DATA TO USE ▸
== == ==

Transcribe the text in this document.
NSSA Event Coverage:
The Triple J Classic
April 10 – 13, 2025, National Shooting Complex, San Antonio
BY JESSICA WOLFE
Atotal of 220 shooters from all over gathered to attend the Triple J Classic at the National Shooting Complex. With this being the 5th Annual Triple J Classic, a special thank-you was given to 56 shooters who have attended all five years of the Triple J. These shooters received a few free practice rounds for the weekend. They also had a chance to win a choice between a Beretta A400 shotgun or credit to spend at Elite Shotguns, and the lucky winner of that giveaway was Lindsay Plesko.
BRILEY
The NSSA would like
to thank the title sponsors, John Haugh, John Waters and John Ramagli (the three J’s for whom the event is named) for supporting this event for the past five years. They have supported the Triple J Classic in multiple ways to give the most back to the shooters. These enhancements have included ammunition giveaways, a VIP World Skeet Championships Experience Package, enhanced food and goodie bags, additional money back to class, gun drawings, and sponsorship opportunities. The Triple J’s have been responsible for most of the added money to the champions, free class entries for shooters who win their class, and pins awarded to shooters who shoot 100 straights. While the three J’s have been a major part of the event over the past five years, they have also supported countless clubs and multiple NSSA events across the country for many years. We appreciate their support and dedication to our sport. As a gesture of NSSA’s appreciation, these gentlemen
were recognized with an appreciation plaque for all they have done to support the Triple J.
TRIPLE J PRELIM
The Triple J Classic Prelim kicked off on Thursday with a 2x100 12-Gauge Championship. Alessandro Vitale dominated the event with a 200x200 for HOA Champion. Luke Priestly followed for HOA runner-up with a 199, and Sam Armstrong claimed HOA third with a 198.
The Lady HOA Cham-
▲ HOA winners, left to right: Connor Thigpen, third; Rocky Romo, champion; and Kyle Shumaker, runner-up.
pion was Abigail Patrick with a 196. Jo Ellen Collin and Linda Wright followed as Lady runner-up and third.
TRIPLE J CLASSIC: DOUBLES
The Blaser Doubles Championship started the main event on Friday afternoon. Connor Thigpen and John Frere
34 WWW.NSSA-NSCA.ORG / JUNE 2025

== == ==

TASK OBJECTIVE ▸ Isolate the lines that hold the word "runner" and copy all of them.

FULL SOLUTION ▸
The Triple J Classic Prelim kicked off on Thursday with a 2x100 12-Gauge Championship. Alessandro Vitale dominated the event with a 200x200 for HOA Champion. Luke Priestly followed for HOA runner-up with a 199, and Sam Armstrong claimed HOA third with a 198.
▲ HOA winners, left to right: Connor Thigpen, third; Rocky Romo, champion; and Kyle Shumaker, runner-up.
pion was Abigail Patrick with a 196. Jo Ellen Collin and Linda Wright followed as Lady runner-up and third.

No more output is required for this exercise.